• Objective: Spot every line with the word "this" and return it.

• Supplied information:
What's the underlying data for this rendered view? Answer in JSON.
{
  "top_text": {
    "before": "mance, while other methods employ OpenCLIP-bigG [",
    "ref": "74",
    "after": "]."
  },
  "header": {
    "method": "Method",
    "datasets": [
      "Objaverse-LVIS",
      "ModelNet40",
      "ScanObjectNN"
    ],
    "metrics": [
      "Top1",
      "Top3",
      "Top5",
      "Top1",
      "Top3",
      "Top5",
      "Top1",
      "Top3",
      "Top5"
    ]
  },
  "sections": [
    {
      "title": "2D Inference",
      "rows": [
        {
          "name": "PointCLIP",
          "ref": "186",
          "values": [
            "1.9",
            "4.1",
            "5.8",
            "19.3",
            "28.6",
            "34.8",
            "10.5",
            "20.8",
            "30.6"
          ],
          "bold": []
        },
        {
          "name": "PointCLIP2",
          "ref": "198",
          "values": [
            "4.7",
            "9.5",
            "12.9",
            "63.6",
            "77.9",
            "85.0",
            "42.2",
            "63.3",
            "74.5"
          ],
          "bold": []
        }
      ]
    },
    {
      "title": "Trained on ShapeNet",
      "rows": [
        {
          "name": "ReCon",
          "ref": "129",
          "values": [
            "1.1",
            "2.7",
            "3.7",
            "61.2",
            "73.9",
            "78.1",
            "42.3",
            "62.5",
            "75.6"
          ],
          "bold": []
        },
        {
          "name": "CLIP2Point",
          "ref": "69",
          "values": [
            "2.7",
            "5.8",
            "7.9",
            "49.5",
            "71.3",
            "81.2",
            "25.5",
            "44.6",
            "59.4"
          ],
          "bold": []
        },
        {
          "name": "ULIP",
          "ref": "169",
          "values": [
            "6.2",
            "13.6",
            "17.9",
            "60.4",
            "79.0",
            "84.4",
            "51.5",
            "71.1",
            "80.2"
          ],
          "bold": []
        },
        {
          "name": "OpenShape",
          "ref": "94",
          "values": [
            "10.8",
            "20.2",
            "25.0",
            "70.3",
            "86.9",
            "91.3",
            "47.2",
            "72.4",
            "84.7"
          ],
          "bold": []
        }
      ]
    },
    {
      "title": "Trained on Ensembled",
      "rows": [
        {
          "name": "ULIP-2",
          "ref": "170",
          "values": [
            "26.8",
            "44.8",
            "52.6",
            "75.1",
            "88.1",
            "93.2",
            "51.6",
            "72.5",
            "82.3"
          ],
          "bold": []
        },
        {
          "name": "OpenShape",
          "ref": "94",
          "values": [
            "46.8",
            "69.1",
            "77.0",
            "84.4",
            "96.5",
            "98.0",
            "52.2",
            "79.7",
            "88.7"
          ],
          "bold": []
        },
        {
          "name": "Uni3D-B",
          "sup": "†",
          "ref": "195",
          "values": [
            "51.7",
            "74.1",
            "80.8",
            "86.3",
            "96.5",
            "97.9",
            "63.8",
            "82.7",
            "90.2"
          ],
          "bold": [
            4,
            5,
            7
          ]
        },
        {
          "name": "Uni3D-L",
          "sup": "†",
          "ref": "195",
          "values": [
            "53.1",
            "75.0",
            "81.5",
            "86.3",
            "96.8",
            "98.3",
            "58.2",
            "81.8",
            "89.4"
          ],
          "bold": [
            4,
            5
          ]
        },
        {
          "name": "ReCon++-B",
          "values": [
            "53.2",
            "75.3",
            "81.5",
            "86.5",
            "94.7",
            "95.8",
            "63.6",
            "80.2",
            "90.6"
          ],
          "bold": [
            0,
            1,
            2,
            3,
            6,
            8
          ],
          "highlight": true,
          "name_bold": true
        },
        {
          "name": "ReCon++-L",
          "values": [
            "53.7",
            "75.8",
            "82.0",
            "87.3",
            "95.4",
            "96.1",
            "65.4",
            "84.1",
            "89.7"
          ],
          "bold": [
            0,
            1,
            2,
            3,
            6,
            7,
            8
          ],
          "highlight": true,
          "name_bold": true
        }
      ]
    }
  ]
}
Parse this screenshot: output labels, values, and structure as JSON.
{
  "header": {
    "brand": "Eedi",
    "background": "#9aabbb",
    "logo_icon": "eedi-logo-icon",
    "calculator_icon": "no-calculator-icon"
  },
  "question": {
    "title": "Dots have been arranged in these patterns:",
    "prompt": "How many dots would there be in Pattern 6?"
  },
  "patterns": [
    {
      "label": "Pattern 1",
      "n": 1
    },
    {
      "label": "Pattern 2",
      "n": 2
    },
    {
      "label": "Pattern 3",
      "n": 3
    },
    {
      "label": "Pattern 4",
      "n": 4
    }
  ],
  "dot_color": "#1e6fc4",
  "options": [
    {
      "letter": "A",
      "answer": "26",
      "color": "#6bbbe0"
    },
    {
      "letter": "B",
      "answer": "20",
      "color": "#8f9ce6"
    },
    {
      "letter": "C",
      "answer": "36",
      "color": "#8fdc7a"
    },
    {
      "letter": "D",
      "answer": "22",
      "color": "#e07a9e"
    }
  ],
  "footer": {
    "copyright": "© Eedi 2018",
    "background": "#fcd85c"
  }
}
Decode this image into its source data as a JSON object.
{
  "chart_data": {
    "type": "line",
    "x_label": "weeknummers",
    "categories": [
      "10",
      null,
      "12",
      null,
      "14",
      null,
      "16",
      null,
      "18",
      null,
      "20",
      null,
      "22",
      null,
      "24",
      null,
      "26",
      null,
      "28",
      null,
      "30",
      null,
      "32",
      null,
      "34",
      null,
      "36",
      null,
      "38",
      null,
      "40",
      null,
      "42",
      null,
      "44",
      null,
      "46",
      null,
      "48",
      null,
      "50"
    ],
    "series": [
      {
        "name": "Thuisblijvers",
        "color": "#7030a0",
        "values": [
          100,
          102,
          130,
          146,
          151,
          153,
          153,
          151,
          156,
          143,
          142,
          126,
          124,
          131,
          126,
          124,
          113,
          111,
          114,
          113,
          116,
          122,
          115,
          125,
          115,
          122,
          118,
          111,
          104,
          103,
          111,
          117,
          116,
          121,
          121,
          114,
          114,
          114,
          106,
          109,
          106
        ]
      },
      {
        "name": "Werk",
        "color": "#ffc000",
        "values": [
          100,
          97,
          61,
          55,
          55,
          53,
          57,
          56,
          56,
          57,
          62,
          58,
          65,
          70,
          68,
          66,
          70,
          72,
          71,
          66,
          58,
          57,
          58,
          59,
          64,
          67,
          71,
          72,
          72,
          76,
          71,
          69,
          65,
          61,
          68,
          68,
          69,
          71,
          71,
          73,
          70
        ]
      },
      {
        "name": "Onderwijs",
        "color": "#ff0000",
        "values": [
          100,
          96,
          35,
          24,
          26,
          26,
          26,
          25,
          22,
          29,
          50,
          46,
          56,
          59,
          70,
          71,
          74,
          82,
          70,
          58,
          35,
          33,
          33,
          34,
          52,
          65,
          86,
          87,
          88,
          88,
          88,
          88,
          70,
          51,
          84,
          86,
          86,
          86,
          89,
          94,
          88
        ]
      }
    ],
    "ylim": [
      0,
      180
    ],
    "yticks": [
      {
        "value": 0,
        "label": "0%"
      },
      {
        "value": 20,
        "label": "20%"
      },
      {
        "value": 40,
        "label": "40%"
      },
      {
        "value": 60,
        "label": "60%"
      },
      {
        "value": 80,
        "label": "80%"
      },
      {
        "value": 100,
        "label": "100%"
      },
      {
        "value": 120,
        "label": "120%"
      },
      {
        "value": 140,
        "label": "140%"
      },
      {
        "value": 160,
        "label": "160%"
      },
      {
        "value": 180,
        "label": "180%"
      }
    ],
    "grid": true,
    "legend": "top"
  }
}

• Exercise result:
What's the underlying data for this rendered view? Answer in JSON.
Parse this screenshot: output labels, values, and structure as JSON.
Decode this image into its source data as a JSON object.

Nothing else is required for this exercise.